→ What needs to be done
Output the entries below exactly as written, omitting pictures.

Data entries
□ □ □ □

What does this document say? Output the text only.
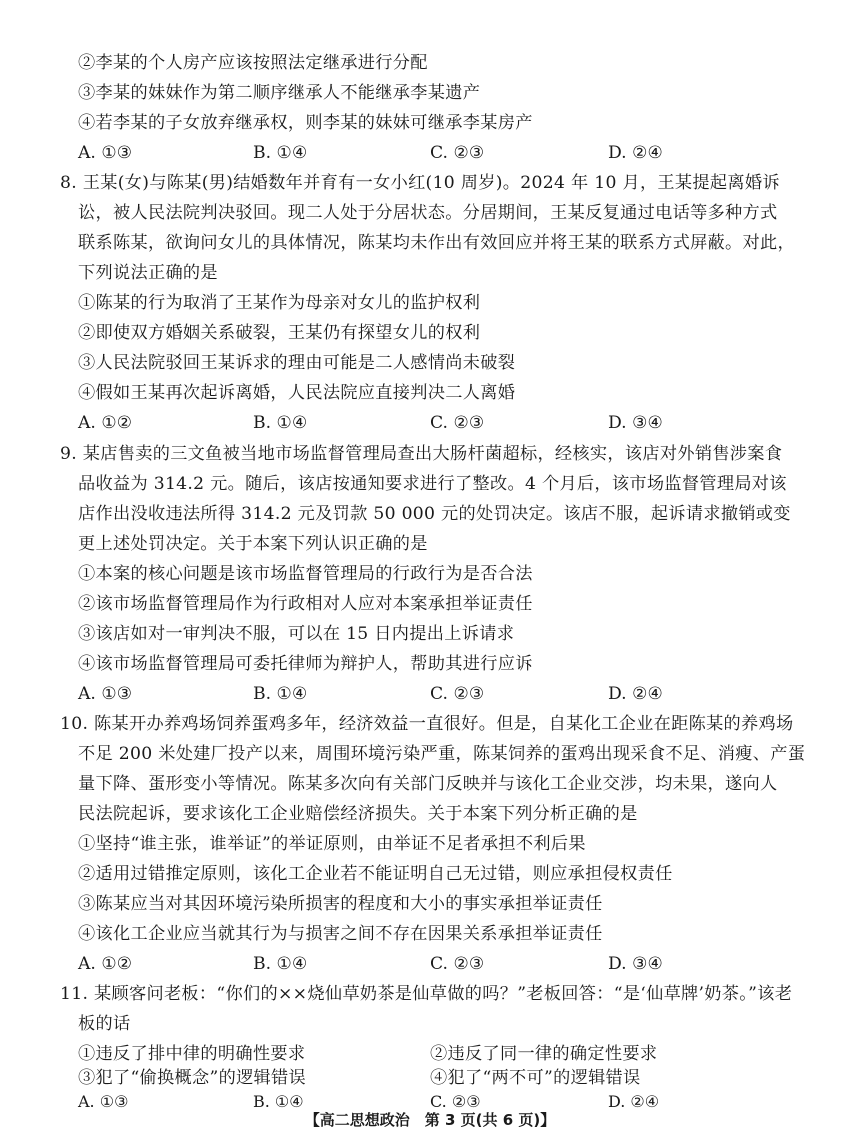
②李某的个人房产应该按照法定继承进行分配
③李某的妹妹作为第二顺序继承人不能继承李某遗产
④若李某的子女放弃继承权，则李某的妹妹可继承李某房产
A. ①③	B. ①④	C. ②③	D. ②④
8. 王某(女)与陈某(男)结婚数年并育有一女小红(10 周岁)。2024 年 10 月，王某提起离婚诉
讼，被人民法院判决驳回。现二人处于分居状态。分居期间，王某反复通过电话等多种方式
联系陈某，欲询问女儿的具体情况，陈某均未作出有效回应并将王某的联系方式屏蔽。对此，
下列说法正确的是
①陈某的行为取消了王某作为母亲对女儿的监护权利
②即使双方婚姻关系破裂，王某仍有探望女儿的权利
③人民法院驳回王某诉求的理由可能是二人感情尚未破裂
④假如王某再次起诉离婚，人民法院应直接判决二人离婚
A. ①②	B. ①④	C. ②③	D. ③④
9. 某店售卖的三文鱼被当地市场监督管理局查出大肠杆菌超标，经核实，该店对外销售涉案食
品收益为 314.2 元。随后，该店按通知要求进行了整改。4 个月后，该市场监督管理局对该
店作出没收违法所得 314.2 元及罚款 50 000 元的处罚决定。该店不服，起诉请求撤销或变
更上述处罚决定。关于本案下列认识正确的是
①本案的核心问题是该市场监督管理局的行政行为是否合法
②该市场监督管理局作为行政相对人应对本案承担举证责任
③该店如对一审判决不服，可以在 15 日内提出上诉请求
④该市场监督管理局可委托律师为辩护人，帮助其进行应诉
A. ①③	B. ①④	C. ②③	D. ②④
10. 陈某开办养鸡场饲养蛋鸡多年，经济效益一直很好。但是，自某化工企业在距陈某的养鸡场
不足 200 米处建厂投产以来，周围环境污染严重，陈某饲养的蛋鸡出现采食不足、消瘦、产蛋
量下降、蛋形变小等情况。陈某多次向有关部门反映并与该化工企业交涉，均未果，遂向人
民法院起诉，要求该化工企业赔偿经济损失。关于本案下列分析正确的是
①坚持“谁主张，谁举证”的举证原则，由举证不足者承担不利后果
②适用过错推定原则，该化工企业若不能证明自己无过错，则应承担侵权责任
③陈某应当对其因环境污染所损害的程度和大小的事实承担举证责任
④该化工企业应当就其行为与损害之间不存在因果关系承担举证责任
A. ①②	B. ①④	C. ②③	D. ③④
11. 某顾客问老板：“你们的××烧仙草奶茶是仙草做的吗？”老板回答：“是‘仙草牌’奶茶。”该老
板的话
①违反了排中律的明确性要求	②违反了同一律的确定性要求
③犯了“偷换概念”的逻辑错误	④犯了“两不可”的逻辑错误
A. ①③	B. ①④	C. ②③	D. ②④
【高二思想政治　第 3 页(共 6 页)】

□ □ □ □

→ Final result
What does this document say? Output the text only.
②李某的个人房产应该按照法定继承进行分配
③李某的妹妹作为第二顺序继承人不能继承李某遗产
④若李某的子女放弃继承权，则李某的妹妹可继承李某房产
A. ①③	B. ①④	C. ②③	D. ②④
8. 王某(女)与陈某(男)结婚数年并育有一女小红(10 周岁)。2024 年 10 月，王某提起离婚诉
讼，被人民法院判决驳回。现二人处于分居状态。分居期间，王某反复通过电话等多种方式
联系陈某，欲询问女儿的具体情况，陈某均未作出有效回应并将王某的联系方式屏蔽。对此，
下列说法正确的是
①陈某的行为取消了王某作为母亲对女儿的监护权利
②即使双方婚姻关系破裂，王某仍有探望女儿的权利
③人民法院驳回王某诉求的理由可能是二人感情尚未破裂
④假如王某再次起诉离婚，人民法院应直接判决二人离婚
A. ①②	B. ①④	C. ②③	D. ③④
9. 某店售卖的三文鱼被当地市场监督管理局查出大肠杆菌超标，经核实，该店对外销售涉案食
品收益为 314.2 元。随后，该店按通知要求进行了整改。4 个月后，该市场监督管理局对该
店作出没收违法所得 314.2 元及罚款 50 000 元的处罚决定。该店不服，起诉请求撤销或变
更上述处罚决定。关于本案下列认识正确的是
①本案的核心问题是该市场监督管理局的行政行为是否合法
②该市场监督管理局作为行政相对人应对本案承担举证责任
③该店如对一审判决不服，可以在 15 日内提出上诉请求
④该市场监督管理局可委托律师为辩护人，帮助其进行应诉
A. ①③	B. ①④	C. ②③	D. ②④
10. 陈某开办养鸡场饲养蛋鸡多年，经济效益一直很好。但是，自某化工企业在距陈某的养鸡场
不足 200 米处建厂投产以来，周围环境污染严重，陈某饲养的蛋鸡出现采食不足、消瘦、产蛋
量下降、蛋形变小等情况。陈某多次向有关部门反映并与该化工企业交涉，均未果，遂向人
民法院起诉，要求该化工企业赔偿经济损失。关于本案下列分析正确的是
①坚持“谁主张，谁举证”的举证原则，由举证不足者承担不利后果
②适用过错推定原则，该化工企业若不能证明自己无过错，则应承担侵权责任
③陈某应当对其因环境污染所损害的程度和大小的事实承担举证责任
④该化工企业应当就其行为与损害之间不存在因果关系承担举证责任
A. ①②	B. ①④	C. ②③	D. ③④
11. 某顾客问老板：“你们的××烧仙草奶茶是仙草做的吗？”老板回答：“是‘仙草牌’奶茶。”该老
板的话
①违反了排中律的明确性要求	②违反了同一律的确定性要求
③犯了“偷换概念”的逻辑错误	④犯了“两不可”的逻辑错误
A. ①③	B. ①④	C. ②③	D. ②④
【高二思想政治　第 3 页(共 6 页)】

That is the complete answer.